Collected data entries:
##############################
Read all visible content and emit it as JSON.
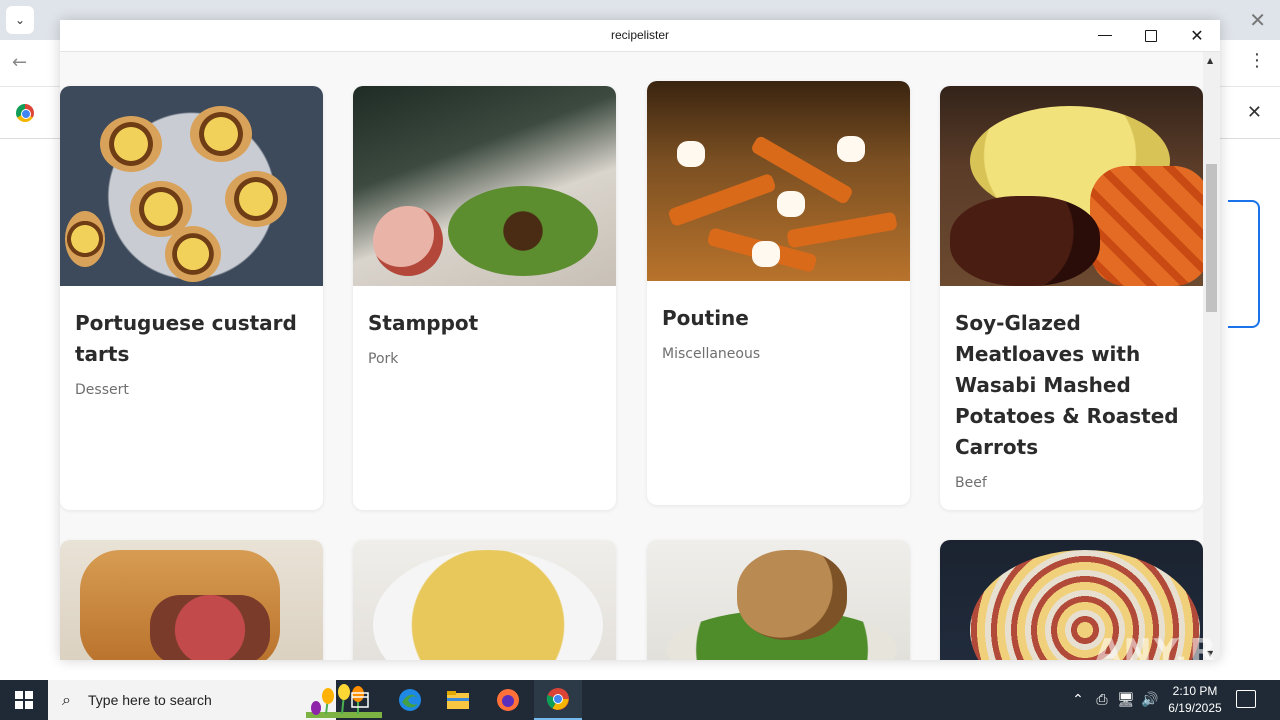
{
  "window": {
    "title": "recipelister",
    "controls": {
      "minimize": "minimize",
      "maximize": "maximize",
      "close": "close"
    }
  },
  "recipes": [
    {
      "name": "Portuguese custard tarts",
      "category": "Dessert"
    },
    {
      "name": "Stamppot",
      "category": "Pork"
    },
    {
      "name": "Poutine",
      "category": "Miscellaneous"
    },
    {
      "name": "Soy-Glazed Meatloaves with Wasabi Mashed Potatoes & Roasted Carrots",
      "category": "Beef"
    }
  ],
  "watermark": "ANY.RUN",
  "taskbar": {
    "search_placeholder": "Type here to search",
    "time": "2:10 PM",
    "date": "6/19/2025"
  },
  "colors": {
    "card_title": "#2b2b2b",
    "card_category": "#6f6f6f",
    "taskbar_bg": "#1f2a36",
    "browser_accent": "#1a73e8"
  }
}
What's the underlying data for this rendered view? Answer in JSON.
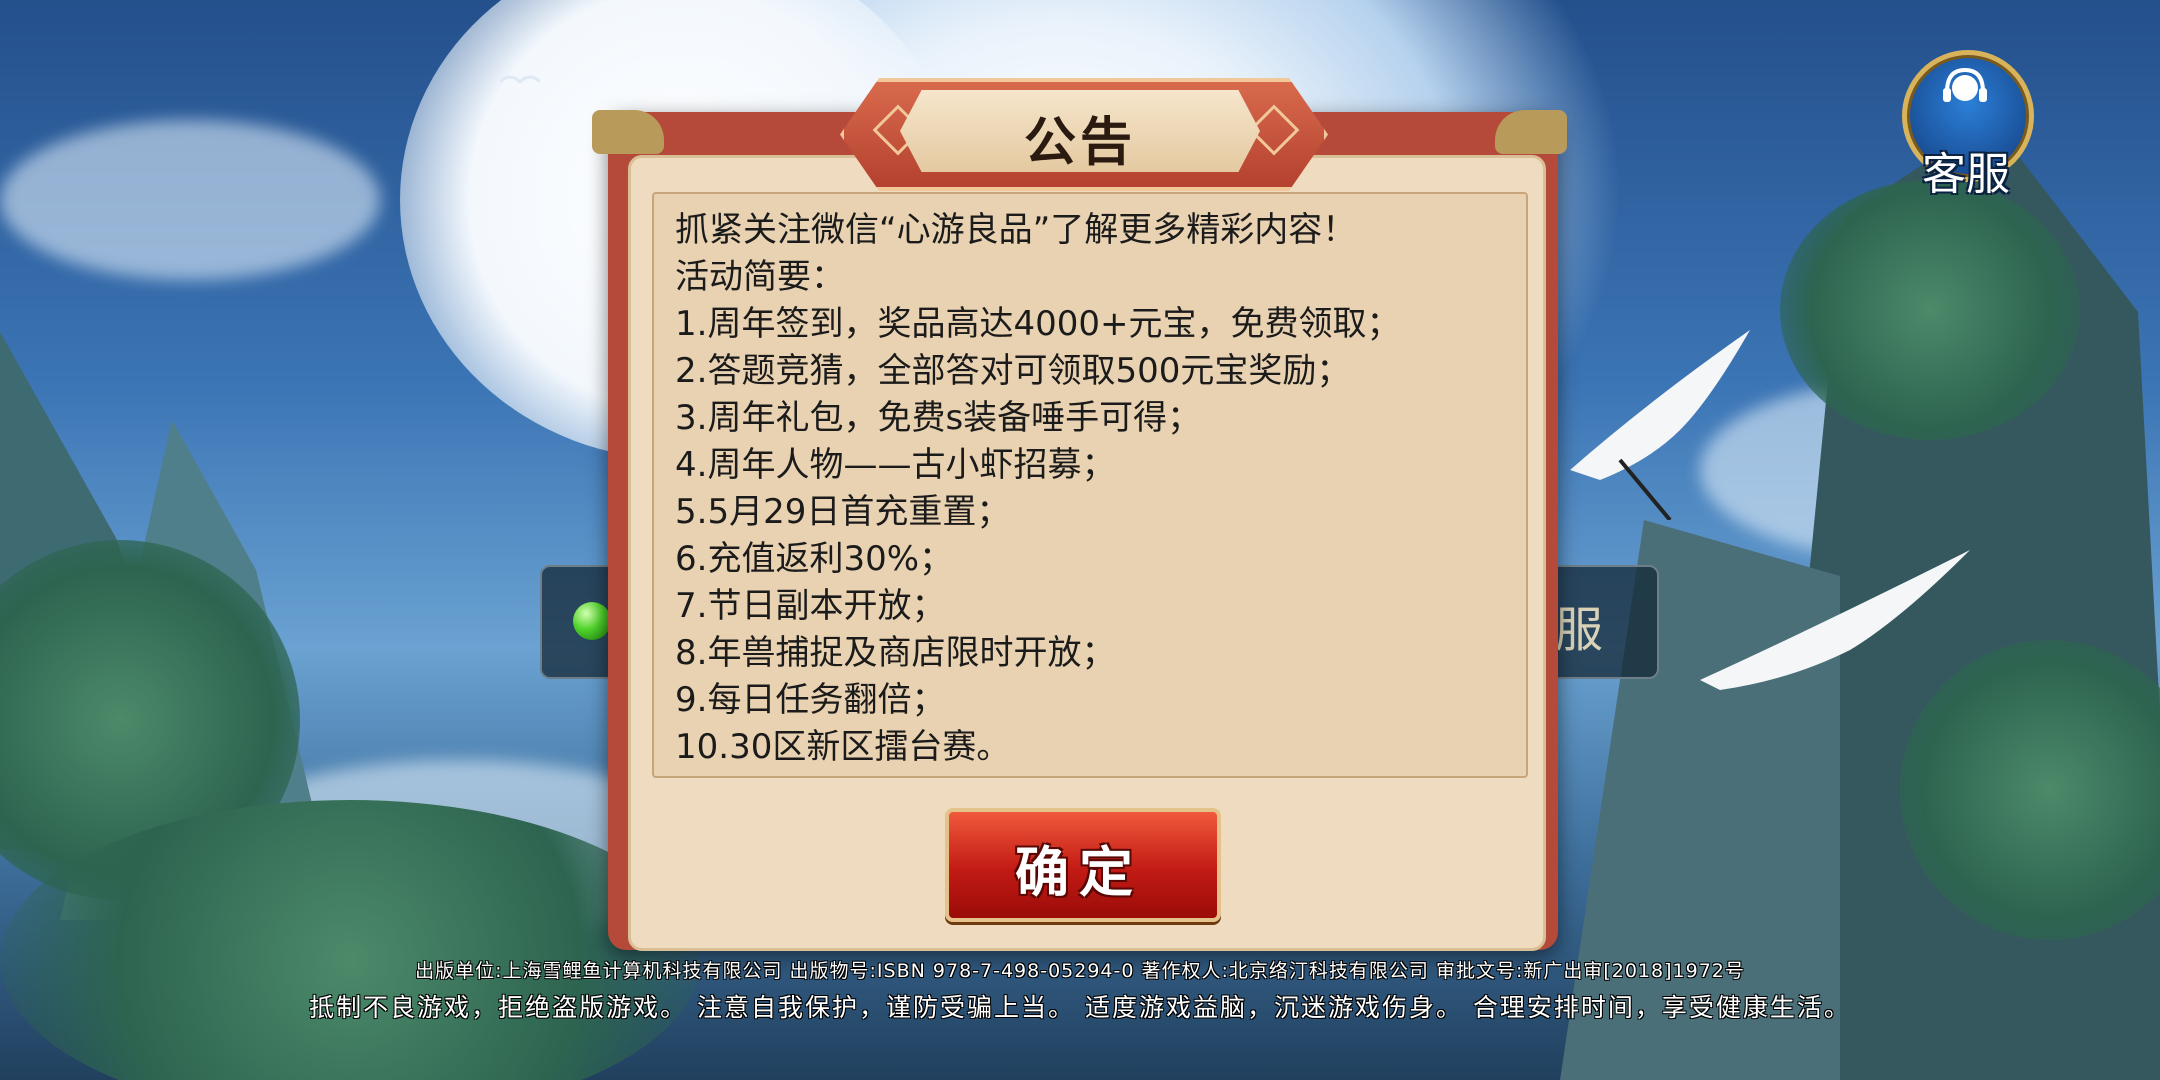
{
  "dialog": {
    "title": "公告",
    "lines": [
      "抓紧关注微信“心游良品”了解更多精彩内容！",
      "活动简要：",
      "1.周年签到，奖品高达4000+元宝，免费领取；",
      "2.答题竞猜，全部答对可领取500元宝奖励；",
      "3.周年礼包，免费s装备唾手可得；",
      "4.周年人物——古小虾招募；",
      "5.5月29日首充重置；",
      "6.充值返利30%；",
      "7.节日副本开放；",
      "8.年兽捕捉及商店限时开放；",
      "9.每日任务翻倍；",
      "10.30区新区擂台赛。"
    ],
    "confirm_label": "确定"
  },
  "customer_service": {
    "label": "客服",
    "icon": "headset-icon"
  },
  "behind": {
    "right_text": "服"
  },
  "footer": {
    "line1": "出版单位:上海雪鲤鱼计算机科技有限公司 出版物号:ISBN 978-7-498-05294-0 著作权人:北京络汀科技有限公司 审批文号:新广出审[2018]1972号",
    "line2": "抵制不良游戏，拒绝盗版游戏。 注意自我保护，谨防受骗上当。 适度游戏益脑，沉迷游戏伤身。 合理安排时间，享受健康生活。"
  },
  "colors": {
    "dialog_frame": "#b64a3a",
    "panel": "#e9d2b1",
    "confirm": "#c21a14",
    "cs_ring": "#d9b35a"
  }
}
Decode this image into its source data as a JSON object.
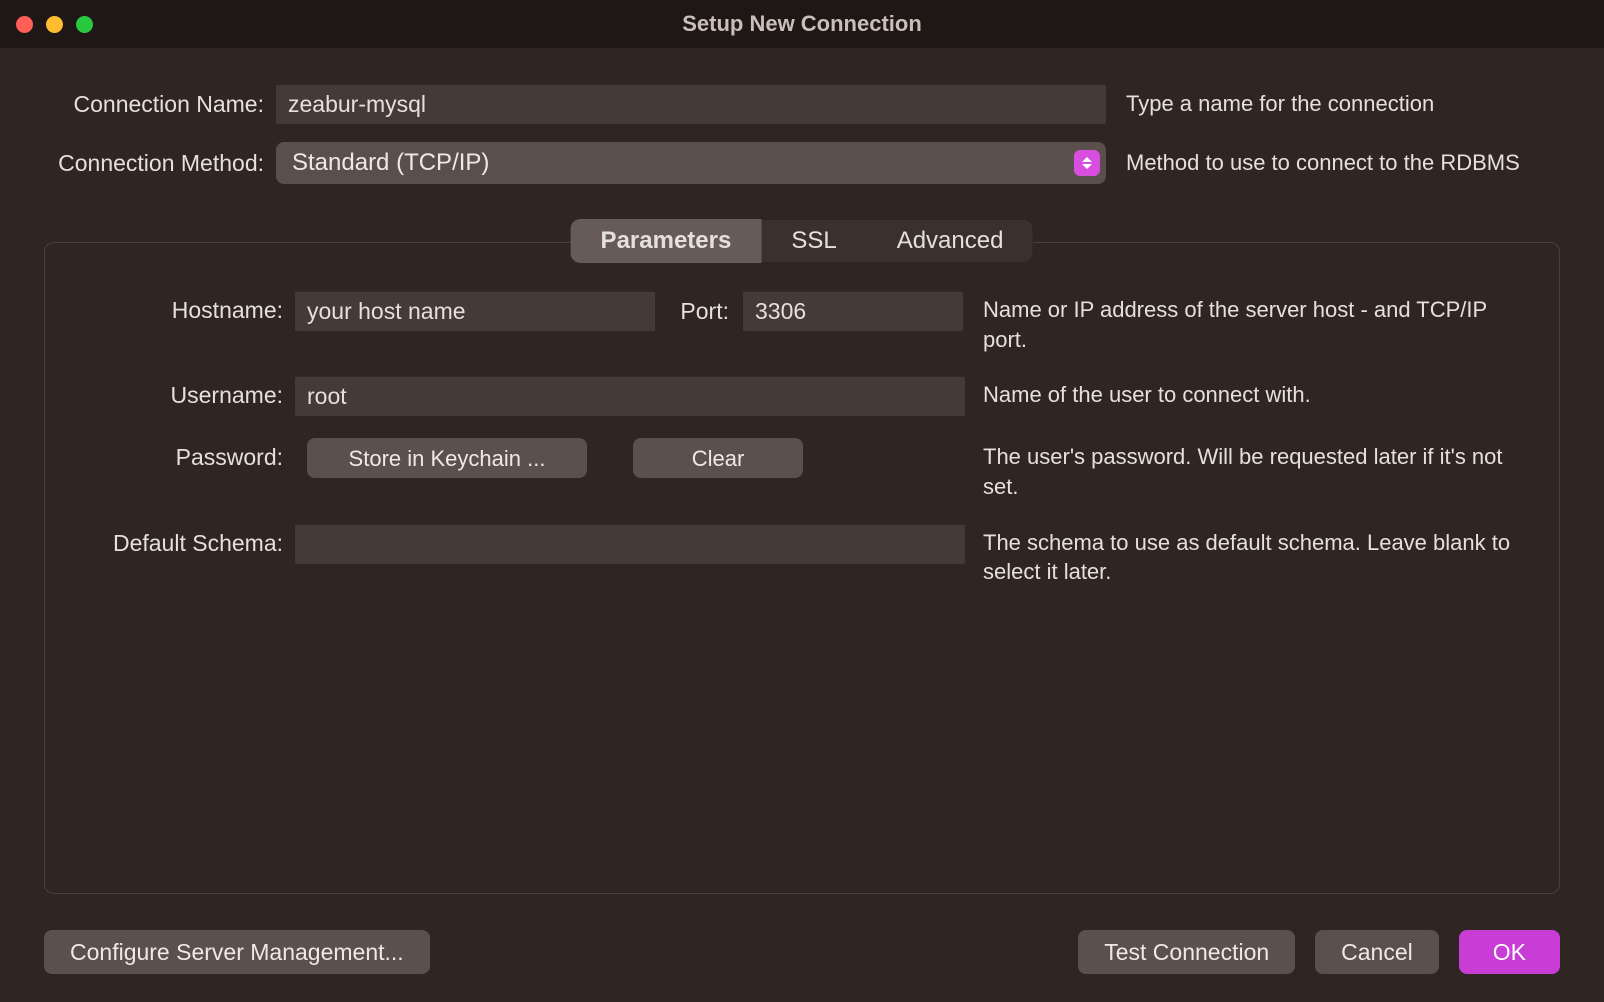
{
  "window": {
    "title": "Setup New Connection"
  },
  "top": {
    "connection_name": {
      "label": "Connection Name:",
      "value": "zeabur-mysql",
      "help": "Type a name for the connection"
    },
    "connection_method": {
      "label": "Connection Method:",
      "value": "Standard (TCP/IP)",
      "help": "Method to use to connect to the RDBMS"
    }
  },
  "tabs": [
    "Parameters",
    "SSL",
    "Advanced"
  ],
  "active_tab": 0,
  "params": {
    "hostname": {
      "label": "Hostname:",
      "value": "your host name",
      "help": "Name or IP address of the server host - and TCP/IP port."
    },
    "port": {
      "label": "Port:",
      "value": "3306"
    },
    "username": {
      "label": "Username:",
      "value": "root",
      "help": "Name of the user to connect with."
    },
    "password": {
      "label": "Password:",
      "store_btn": "Store in Keychain ...",
      "clear_btn": "Clear",
      "help": "The user's password. Will be requested later if it's not set."
    },
    "schema": {
      "label": "Default Schema:",
      "value": "",
      "help": "The schema to use as default schema. Leave blank to select it later."
    }
  },
  "footer": {
    "configure": "Configure Server Management...",
    "test": "Test Connection",
    "cancel": "Cancel",
    "ok": "OK"
  }
}
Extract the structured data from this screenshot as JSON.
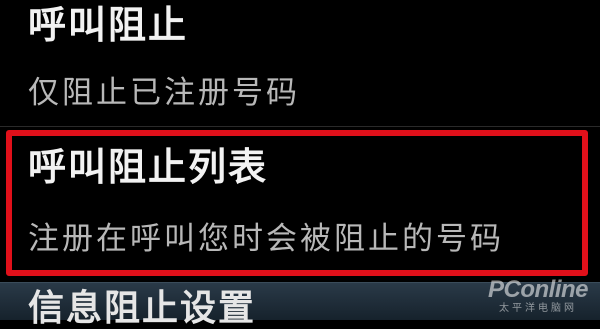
{
  "settings": {
    "items": [
      {
        "title": "呼叫阻止",
        "summary": "仅阻止已注册号码"
      },
      {
        "title": "呼叫阻止列表",
        "summary": "注册在呼叫您时会被阻止的号码"
      },
      {
        "title": "信息阻止设置"
      }
    ]
  },
  "highlight": {
    "color": "#e0101a",
    "target": "呼叫阻止列表"
  },
  "watermark": {
    "logo": "PConline",
    "subtitle": "太平洋电脑网"
  }
}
##############################
◆ **Short problem**
From the listing above, collect each line in which the string "JSON" appears.

◆ **Problem solution**
Read all visible content and emit it as JSON.
What's the underlying data for this rendered view? Answer in JSON.
Decode this image into its source data as a JSON object.
Extract the structured data from this screenshot as JSON.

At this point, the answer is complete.